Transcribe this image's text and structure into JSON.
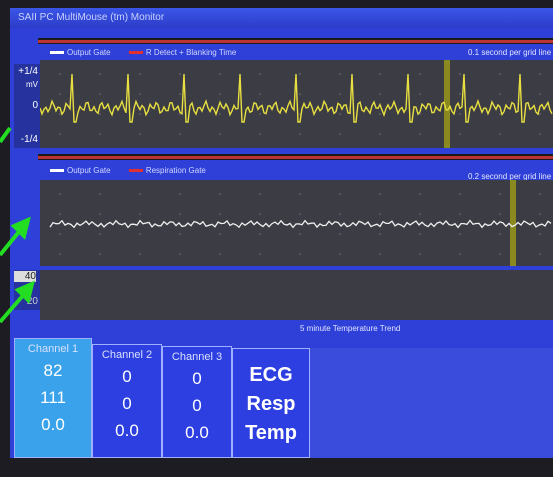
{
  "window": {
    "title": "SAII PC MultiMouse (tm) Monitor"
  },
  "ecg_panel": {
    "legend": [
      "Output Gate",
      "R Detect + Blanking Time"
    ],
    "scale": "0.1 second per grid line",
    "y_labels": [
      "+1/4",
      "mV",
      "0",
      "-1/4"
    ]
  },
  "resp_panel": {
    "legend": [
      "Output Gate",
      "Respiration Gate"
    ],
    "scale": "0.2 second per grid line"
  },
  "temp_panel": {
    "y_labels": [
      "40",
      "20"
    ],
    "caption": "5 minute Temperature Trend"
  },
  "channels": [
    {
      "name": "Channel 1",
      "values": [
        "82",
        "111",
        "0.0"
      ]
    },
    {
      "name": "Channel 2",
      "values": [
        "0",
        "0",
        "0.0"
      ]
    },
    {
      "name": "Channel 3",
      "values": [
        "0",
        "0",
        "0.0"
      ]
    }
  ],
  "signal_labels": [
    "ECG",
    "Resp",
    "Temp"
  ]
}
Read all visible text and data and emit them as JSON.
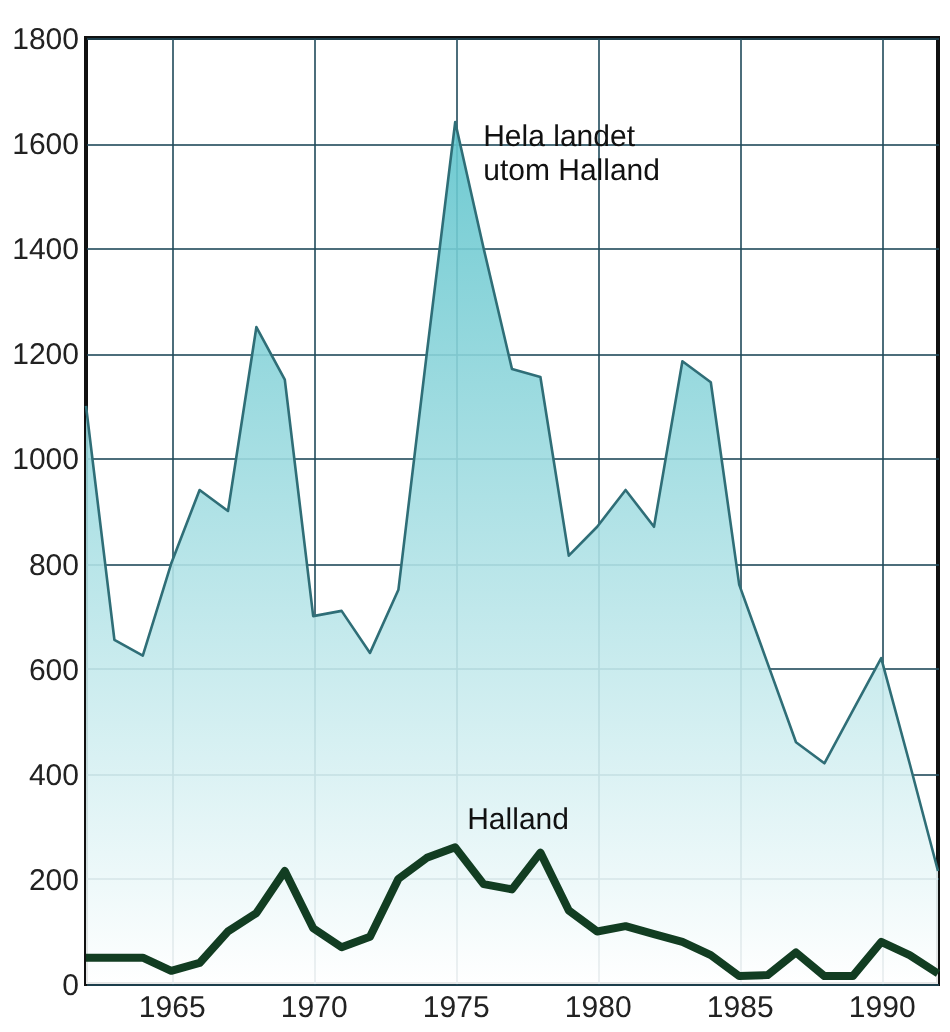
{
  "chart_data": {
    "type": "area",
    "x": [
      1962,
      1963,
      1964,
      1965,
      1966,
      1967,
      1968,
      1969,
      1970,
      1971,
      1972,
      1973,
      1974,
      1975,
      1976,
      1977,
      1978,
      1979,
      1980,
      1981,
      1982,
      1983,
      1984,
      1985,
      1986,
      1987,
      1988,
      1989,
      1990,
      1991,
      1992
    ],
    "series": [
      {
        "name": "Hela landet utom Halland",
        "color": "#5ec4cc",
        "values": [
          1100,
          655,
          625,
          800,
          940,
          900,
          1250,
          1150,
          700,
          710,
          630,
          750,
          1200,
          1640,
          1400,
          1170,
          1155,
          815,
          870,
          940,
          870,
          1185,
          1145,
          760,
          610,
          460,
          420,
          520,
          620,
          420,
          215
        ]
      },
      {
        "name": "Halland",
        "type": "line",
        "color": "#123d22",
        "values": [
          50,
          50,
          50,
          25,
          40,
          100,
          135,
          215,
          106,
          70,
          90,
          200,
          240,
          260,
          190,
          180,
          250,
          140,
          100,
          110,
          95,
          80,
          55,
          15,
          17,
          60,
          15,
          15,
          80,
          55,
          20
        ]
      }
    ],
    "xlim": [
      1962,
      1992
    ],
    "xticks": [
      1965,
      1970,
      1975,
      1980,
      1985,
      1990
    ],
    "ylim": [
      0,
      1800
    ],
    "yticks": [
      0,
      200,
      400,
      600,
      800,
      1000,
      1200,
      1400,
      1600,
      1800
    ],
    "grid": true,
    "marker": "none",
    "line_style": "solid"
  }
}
------------------------------------
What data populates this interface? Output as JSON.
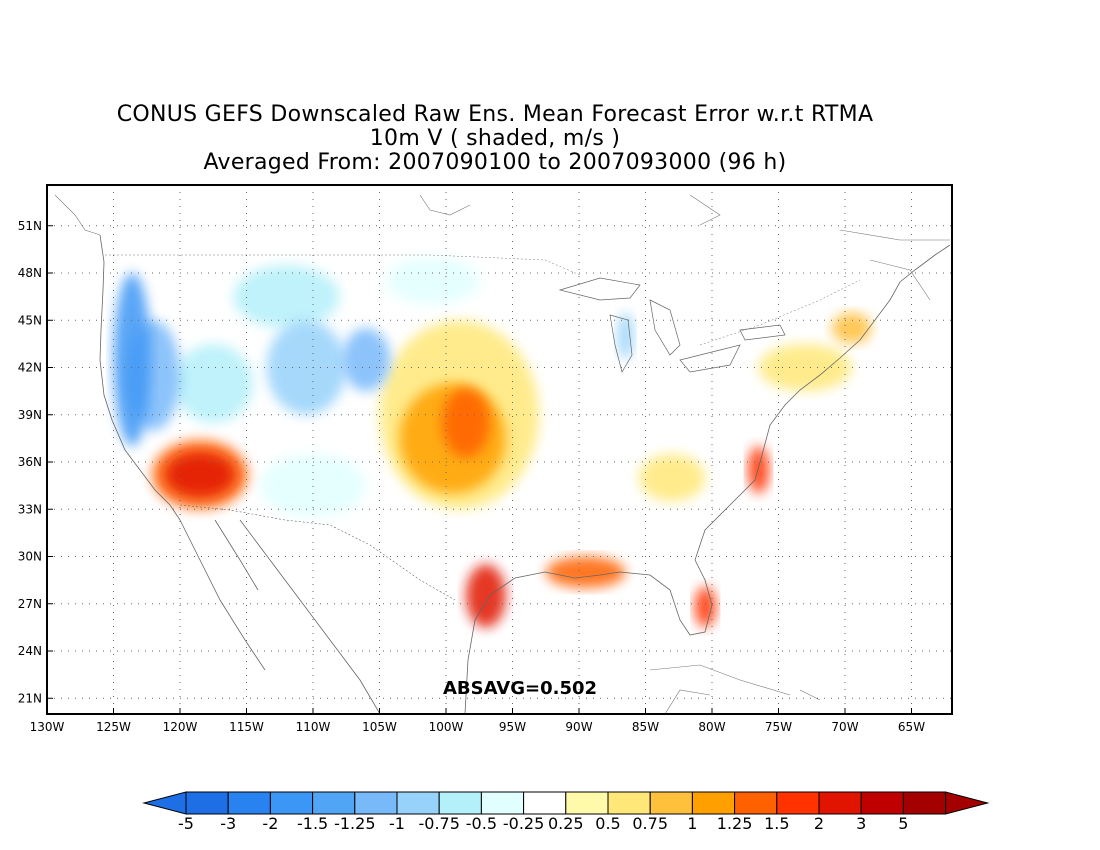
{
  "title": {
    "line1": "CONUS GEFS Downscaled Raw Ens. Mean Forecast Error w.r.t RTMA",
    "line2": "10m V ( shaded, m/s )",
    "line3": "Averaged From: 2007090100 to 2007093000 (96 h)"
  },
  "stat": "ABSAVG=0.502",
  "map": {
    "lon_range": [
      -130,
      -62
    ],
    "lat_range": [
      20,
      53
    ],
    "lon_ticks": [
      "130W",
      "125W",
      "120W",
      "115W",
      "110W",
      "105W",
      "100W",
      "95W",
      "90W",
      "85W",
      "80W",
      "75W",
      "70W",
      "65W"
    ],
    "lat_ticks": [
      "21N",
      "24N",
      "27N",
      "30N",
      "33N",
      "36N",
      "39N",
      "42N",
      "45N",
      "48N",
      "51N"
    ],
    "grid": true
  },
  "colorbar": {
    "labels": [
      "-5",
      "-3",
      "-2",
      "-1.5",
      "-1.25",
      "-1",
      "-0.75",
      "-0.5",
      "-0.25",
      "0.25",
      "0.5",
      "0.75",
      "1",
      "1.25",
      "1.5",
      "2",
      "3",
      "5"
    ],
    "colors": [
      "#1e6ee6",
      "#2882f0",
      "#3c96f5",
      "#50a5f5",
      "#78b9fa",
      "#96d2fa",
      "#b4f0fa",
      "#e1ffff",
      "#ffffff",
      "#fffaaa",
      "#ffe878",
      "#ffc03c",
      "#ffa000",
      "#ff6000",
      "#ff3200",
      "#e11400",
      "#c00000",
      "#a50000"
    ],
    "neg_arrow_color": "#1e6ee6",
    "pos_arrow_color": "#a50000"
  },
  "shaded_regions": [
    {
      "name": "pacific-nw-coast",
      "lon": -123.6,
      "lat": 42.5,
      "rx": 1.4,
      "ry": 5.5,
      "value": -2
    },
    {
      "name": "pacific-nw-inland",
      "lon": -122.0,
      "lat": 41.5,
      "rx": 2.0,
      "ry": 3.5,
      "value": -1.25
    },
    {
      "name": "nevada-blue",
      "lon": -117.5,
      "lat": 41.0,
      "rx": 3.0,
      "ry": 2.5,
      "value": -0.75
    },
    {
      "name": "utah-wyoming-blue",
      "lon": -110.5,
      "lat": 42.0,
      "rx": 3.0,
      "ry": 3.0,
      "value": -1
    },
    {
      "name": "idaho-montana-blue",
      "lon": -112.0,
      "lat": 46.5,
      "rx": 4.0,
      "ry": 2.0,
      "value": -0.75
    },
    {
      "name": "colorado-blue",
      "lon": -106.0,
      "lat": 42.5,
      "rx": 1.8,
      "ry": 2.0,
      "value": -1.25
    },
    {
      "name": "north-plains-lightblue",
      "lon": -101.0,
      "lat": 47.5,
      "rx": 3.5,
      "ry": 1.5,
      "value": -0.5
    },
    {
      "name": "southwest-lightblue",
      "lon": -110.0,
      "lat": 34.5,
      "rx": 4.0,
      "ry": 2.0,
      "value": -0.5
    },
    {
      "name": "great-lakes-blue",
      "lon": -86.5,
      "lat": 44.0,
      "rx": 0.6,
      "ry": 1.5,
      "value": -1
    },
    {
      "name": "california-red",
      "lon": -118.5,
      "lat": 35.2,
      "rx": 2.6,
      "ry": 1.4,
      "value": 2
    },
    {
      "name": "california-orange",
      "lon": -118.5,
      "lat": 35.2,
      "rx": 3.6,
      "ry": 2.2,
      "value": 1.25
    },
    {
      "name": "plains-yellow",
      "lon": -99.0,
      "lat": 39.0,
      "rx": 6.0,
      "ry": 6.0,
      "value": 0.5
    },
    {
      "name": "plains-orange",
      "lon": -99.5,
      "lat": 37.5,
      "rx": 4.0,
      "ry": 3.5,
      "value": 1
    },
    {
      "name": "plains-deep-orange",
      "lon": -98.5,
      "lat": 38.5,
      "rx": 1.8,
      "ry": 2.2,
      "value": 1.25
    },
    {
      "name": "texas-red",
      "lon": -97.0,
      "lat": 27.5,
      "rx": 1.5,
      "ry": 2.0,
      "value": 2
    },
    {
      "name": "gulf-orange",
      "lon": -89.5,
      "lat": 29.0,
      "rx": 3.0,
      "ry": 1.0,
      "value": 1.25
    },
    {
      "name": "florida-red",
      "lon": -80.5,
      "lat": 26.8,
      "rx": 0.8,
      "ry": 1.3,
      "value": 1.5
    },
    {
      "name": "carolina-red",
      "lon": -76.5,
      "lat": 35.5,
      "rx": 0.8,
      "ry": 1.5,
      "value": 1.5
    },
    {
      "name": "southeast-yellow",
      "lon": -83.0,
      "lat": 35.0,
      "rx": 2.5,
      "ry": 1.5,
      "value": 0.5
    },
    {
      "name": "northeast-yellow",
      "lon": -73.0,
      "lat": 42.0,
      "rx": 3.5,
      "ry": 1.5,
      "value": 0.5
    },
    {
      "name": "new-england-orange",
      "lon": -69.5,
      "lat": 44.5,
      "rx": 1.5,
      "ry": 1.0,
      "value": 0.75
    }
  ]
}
------------------------------------
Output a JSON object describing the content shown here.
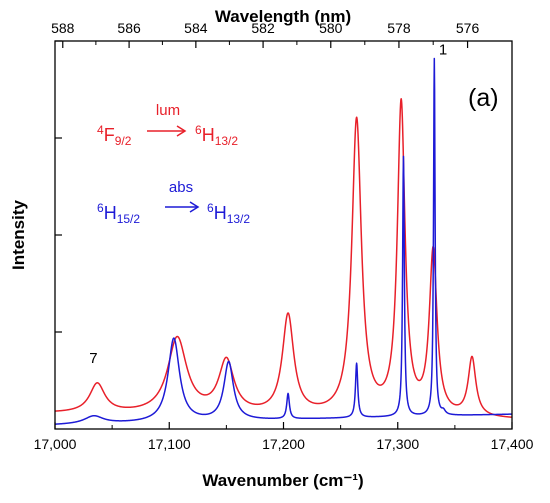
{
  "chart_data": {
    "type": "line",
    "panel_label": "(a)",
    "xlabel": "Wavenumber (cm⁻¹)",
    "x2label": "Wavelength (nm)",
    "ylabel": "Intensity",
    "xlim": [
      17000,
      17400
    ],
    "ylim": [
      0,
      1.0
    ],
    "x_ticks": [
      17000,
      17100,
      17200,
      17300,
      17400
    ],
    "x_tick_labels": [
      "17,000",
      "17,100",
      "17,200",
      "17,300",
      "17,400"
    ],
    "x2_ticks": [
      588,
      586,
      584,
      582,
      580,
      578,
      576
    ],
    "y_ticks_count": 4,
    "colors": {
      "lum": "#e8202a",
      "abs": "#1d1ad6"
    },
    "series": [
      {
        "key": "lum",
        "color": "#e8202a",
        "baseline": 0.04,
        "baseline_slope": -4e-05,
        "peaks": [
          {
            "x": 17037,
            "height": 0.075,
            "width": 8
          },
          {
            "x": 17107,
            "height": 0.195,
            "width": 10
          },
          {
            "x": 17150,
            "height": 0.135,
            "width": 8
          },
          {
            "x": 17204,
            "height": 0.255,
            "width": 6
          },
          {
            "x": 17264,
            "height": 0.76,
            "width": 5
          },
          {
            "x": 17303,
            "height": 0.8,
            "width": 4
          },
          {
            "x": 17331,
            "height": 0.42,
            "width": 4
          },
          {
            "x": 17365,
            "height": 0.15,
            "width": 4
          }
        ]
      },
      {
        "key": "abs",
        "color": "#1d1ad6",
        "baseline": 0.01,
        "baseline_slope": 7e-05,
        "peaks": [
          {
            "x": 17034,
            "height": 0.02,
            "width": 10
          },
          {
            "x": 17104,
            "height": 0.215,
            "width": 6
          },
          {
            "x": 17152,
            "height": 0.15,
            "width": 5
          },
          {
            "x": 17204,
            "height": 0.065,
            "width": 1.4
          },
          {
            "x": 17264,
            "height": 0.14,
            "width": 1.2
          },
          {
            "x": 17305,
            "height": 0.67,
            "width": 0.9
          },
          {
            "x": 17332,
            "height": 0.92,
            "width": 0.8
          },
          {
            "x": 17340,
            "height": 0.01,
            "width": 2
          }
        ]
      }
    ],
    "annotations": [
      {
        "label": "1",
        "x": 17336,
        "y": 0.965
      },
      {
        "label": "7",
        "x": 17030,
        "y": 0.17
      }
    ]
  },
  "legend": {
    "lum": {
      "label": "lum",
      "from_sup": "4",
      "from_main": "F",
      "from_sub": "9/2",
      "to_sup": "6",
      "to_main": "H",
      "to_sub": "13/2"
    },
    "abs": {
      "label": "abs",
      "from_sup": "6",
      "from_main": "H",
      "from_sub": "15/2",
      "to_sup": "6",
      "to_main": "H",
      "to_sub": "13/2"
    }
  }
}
------------------------------------
» **Directions**: Copy out the lines that hold "pacific".

» **Complete output**:
      "name": "pacific-nw-coast",
      "name": "pacific-nw-inland",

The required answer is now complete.